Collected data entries
══════════════════════════════
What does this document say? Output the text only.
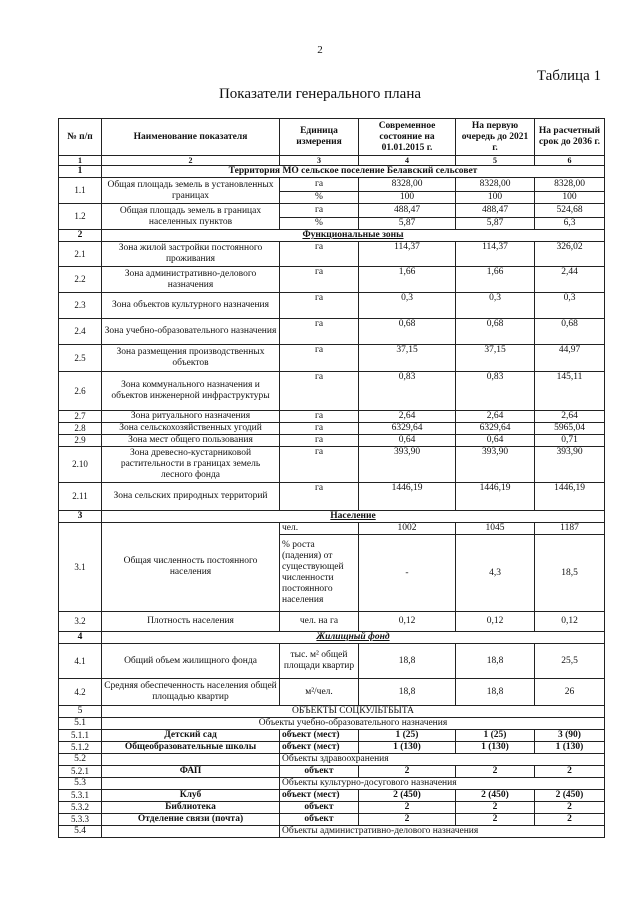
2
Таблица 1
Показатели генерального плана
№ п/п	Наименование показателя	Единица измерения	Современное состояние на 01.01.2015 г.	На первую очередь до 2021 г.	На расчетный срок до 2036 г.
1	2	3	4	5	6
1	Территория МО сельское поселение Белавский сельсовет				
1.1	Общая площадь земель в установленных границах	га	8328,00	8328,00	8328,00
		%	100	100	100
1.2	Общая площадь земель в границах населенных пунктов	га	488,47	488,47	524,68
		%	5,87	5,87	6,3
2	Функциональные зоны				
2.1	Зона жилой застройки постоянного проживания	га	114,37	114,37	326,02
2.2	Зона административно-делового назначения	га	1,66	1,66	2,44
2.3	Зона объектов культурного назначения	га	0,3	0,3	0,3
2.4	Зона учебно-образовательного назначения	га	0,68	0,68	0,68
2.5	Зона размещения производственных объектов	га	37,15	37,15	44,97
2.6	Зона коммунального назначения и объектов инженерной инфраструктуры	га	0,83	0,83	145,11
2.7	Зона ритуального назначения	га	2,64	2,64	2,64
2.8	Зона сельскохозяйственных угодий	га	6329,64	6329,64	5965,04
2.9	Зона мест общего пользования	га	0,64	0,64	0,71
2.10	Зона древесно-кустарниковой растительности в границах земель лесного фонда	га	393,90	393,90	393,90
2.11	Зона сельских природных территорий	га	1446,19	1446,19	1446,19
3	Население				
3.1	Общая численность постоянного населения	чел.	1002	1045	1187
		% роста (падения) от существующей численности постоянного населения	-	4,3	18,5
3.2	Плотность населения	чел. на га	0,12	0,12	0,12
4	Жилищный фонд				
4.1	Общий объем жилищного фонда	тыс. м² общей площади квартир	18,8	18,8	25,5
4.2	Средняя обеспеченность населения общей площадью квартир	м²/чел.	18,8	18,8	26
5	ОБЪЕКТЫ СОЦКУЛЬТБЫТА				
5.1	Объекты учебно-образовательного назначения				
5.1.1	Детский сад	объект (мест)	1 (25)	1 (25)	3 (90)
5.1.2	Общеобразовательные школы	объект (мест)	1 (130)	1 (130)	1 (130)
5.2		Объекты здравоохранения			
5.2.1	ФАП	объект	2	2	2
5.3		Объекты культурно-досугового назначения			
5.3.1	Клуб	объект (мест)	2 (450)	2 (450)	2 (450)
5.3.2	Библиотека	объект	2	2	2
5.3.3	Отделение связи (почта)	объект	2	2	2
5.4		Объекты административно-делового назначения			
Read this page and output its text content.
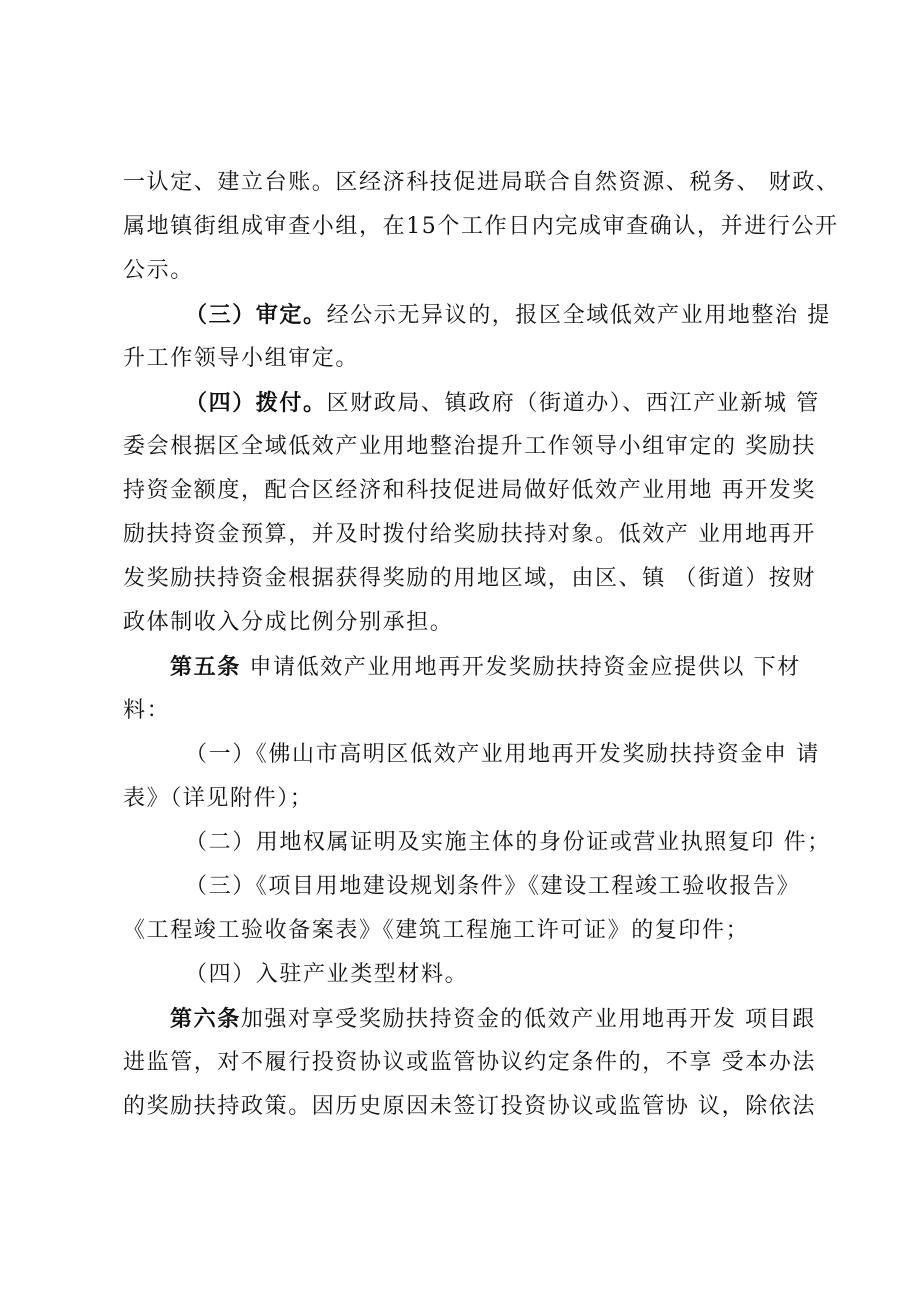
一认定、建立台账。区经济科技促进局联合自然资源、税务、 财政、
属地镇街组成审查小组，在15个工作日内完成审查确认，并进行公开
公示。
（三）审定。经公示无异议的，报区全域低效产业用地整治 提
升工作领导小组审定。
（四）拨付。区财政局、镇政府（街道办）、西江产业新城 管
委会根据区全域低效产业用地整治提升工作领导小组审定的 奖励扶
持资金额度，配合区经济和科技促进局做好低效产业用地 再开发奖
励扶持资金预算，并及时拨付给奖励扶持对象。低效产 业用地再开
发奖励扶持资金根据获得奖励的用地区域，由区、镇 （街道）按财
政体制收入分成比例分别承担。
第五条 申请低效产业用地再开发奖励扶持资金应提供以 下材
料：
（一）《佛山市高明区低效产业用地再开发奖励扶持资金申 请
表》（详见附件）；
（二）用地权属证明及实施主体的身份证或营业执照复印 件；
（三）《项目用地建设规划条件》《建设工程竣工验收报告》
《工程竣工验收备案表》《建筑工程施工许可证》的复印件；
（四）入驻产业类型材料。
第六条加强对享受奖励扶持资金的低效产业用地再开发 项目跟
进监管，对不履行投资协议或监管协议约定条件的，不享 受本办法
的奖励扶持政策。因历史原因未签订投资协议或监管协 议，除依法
══════════════════════════════
▶ Goal of the exercise:
Find each line that has the word "мест", then copy it out.

▶ Reply:
2.9	Зона мест общего пользования	га	0,64	0,64	0,71
5.1.1	Детский сад	объект (мест)	1 (25)	1 (25)	3 (90)
5.1.2	Общеобразовательные школы	объект (мест)	1 (130)	1 (130)	1 (130)
5.3.1	Клуб	объект (мест)	2 (450)	2 (450)	2 (450)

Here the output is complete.